> **Document extract**
--- begin ---

May we pray this week to fall in love. In love with life. In love with family. In love with our vocation; our calling. In love with our avocations. May we pray that all that we do and all that we are speaks of this passionate love with every contour of our being. Amen.

Sunday, September 27, 2009

Praying Danger

“Safety's just danger, out of place.”

Harry Connick Jr.

May our prayers this week draw us gently into the place of the safe arms of the One who brought us into this world. May we find there the strength and courage to venture forth into the dangerous waters which lie beyond; for they too are our place in this world. Amen.

Wednesday, September 16, 2009

Prayer for Honoring Dead Homeless Woman

Kevin Barbieux of Nashville, TN, who blogs as The Homeless Guy: There’s More to Homeless People than Being Homeless wrote back on August 14:

"Something happens to a person who lives homeless for an extended period, like I have. They develop the ability to remove themselves mentally, or perhaps spiritually, from the environment they find themselves in, on the streets, in shelters etc. The homeless environment is ugly and depressing, and so to survive being in it, mentally, you have to create some distance between yourself and the place in which you find yourself.

--- end ---

> **Job 1**
In the prayer blog excerpt, list each phrase that directly follows "In love with" in the opening prayer.
> **Job 2**
Extend the prayer blog excerpt, carrying on from the end of the quoted passage by Kevin Barbieux.
The records come from a different source than the prayer blog excerpt.

> **Data lines**
--- begin ---

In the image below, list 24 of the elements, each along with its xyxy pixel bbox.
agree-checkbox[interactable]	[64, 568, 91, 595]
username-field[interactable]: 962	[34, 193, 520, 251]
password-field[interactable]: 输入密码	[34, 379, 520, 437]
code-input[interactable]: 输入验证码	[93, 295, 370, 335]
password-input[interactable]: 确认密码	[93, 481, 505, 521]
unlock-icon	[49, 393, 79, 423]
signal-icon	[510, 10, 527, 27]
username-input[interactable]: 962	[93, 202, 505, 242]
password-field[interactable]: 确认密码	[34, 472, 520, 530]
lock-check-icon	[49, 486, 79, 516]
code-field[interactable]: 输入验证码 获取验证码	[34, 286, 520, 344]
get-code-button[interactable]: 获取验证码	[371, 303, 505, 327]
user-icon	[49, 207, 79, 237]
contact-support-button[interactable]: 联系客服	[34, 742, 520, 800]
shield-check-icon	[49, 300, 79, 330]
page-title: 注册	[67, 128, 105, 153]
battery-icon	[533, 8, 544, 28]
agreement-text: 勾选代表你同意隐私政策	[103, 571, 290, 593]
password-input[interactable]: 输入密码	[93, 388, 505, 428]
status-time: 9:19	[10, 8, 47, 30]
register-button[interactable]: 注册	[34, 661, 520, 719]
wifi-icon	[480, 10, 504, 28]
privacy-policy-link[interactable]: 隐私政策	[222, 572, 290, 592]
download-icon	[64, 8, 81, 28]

--- end ---

> **Exercise output 1**
life; family; our vocation; our avocations

> **Exercise output 2**
"After being homeless for so long, the mentality of "removed" becomes more permanent. It becomes the default your default mindset. This mindset is in play even when you're not in the homeless environment, and long after you've left it.”
One of our Deputy Coroners called me yesterday to do a funeral for an older woman who died homeless in the car she shared with her family. I spent today trying to talk with them to plan the service. They seem elusive, scared, removed from the experience. No planning has been done. I will try one more time later in the week. I can’t force them, just as no one could force them off the streets and into a shelter.

Jesus did not make Samaritans and Canaanites convert to Judaism before he loved them. He loved them as they were and as they were able, in ways that made sense to them. My prayer preparing to "Worship God and Celebrate the Life of this Woman" to ask the Holy Spirit to guide me beyond my own needs and vanity and ego so that I can love her and her family  in ways that make sense to them, as they are able and, most certainly, which meet them where they are. Come. Holy Spirit. Amen.

Untheological Postscript:
             Found Kevin Barbieux through a link on the Alliance to End Homelessness in Suburban Cook County IL. Very great resource.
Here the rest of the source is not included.